[start]
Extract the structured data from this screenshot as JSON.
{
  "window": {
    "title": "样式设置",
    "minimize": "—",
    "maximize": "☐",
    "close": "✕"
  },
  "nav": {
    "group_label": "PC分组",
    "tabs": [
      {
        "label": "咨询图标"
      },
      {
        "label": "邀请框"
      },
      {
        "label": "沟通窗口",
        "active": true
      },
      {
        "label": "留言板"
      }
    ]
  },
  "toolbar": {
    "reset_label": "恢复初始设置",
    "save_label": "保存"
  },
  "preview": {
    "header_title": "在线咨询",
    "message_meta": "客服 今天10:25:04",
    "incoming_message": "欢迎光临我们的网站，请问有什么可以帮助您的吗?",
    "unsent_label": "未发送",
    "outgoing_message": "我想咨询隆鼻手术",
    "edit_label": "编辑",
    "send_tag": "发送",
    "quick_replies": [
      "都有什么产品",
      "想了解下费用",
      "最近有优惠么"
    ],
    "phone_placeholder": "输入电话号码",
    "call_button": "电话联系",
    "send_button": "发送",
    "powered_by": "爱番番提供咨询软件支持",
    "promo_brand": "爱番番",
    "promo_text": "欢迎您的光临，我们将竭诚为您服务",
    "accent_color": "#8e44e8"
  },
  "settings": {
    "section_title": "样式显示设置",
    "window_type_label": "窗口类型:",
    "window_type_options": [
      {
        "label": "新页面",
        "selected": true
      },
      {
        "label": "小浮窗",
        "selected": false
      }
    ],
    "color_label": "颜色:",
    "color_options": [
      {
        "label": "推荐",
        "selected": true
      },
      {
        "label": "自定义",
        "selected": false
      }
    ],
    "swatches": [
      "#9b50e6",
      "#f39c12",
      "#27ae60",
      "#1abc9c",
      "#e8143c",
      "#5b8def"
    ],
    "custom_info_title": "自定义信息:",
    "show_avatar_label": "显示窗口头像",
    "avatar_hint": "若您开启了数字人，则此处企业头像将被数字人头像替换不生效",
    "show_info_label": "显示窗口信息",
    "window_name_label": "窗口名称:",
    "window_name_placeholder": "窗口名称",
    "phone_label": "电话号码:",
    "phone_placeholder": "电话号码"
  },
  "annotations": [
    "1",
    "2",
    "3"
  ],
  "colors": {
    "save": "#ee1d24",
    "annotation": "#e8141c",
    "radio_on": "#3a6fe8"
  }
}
[end]
* _SHORT TASK_
Write out the whole listing exactly.

* _ANSWER FOR THE TASK_
Extract the structured data from this screenshot as JSON.
{
  "window": {
    "title": "样式设置",
    "minimize": "—",
    "maximize": "☐",
    "close": "✕"
  },
  "nav": {
    "group_label": "PC分组",
    "tabs": [
      {
        "label": "咨询图标"
      },
      {
        "label": "邀请框"
      },
      {
        "label": "沟通窗口",
        "active": true
      },
      {
        "label": "留言板"
      }
    ]
  },
  "toolbar": {
    "reset_label": "恢复初始设置",
    "save_label": "保存"
  },
  "preview": {
    "header_title": "在线咨询",
    "message_meta": "客服 今天10:25:04",
    "incoming_message": "欢迎光临我们的网站，请问有什么可以帮助您的吗?",
    "unsent_label": "未发送",
    "outgoing_message": "我想咨询隆鼻手术",
    "edit_label": "编辑",
    "send_tag": "发送",
    "quick_replies": [
      "都有什么产品",
      "想了解下费用",
      "最近有优惠么"
    ],
    "phone_placeholder": "输入电话号码",
    "call_button": "电话联系",
    "send_button": "发送",
    "powered_by": "爱番番提供咨询软件支持",
    "promo_brand": "爱番番",
    "promo_text": "欢迎您的光临，我们将竭诚为您服务",
    "accent_color": "#8e44e8"
  },
  "settings": {
    "section_title": "样式显示设置",
    "window_type_label": "窗口类型:",
    "window_type_options": [
      {
        "label": "新页面",
        "selected": true
      },
      {
        "label": "小浮窗",
        "selected": false
      }
    ],
    "color_label": "颜色:",
    "color_options": [
      {
        "label": "推荐",
        "selected": true
      },
      {
        "label": "自定义",
        "selected": false
      }
    ],
    "swatches": [
      "#9b50e6",
      "#f39c12",
      "#27ae60",
      "#1abc9c",
      "#e8143c",
      "#5b8def"
    ],
    "custom_info_title": "自定义信息:",
    "show_avatar_label": "显示窗口头像",
    "avatar_hint": "若您开启了数字人，则此处企业头像将被数字人头像替换不生效",
    "show_info_label": "显示窗口信息",
    "window_name_label": "窗口名称:",
    "window_name_placeholder": "窗口名称",
    "phone_label": "电话号码:",
    "phone_placeholder": "电话号码"
  },
  "annotations": [
    "1",
    "2",
    "3"
  ],
  "colors": {
    "save": "#ee1d24",
    "annotation": "#e8141c",
    "radio_on": "#3a6fe8"
  }
}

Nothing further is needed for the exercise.